Task prompt: Repeat the records verbatim and leave the pictures out of your copy.

[Some records]
· · ·
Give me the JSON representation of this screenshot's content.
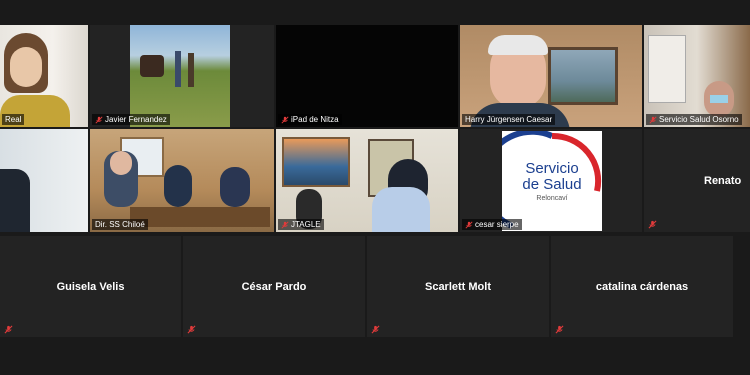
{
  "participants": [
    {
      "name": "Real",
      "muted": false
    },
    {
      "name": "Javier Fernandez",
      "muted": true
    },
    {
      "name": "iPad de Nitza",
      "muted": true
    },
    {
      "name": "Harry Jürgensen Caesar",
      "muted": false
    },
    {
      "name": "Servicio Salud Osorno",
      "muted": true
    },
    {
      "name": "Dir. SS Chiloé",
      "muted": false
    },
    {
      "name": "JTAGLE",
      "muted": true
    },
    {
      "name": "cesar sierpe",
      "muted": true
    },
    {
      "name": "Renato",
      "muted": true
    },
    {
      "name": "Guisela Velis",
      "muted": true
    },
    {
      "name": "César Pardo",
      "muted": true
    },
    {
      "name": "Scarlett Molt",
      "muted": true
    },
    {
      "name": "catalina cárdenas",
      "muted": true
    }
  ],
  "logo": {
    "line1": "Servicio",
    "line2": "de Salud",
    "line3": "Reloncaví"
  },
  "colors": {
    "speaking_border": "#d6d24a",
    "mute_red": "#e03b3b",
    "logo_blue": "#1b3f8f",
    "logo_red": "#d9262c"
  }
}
· · ·
Response to this exercise:
Give me the JSON representation of this screenshot's content.
{
  "participants": [
    {
      "name": "Real",
      "muted": false
    },
    {
      "name": "Javier Fernandez",
      "muted": true
    },
    {
      "name": "iPad de Nitza",
      "muted": true
    },
    {
      "name": "Harry Jürgensen Caesar",
      "muted": false
    },
    {
      "name": "Servicio Salud Osorno",
      "muted": true
    },
    {
      "name": "Dir. SS Chiloé",
      "muted": false
    },
    {
      "name": "JTAGLE",
      "muted": true
    },
    {
      "name": "cesar sierpe",
      "muted": true
    },
    {
      "name": "Renato",
      "muted": true
    },
    {
      "name": "Guisela Velis",
      "muted": true
    },
    {
      "name": "César Pardo",
      "muted": true
    },
    {
      "name": "Scarlett Molt",
      "muted": true
    },
    {
      "name": "catalina cárdenas",
      "muted": true
    }
  ],
  "logo": {
    "line1": "Servicio",
    "line2": "de Salud",
    "line3": "Reloncaví"
  },
  "colors": {
    "speaking_border": "#d6d24a",
    "mute_red": "#e03b3b",
    "logo_blue": "#1b3f8f",
    "logo_red": "#d9262c"
  }
}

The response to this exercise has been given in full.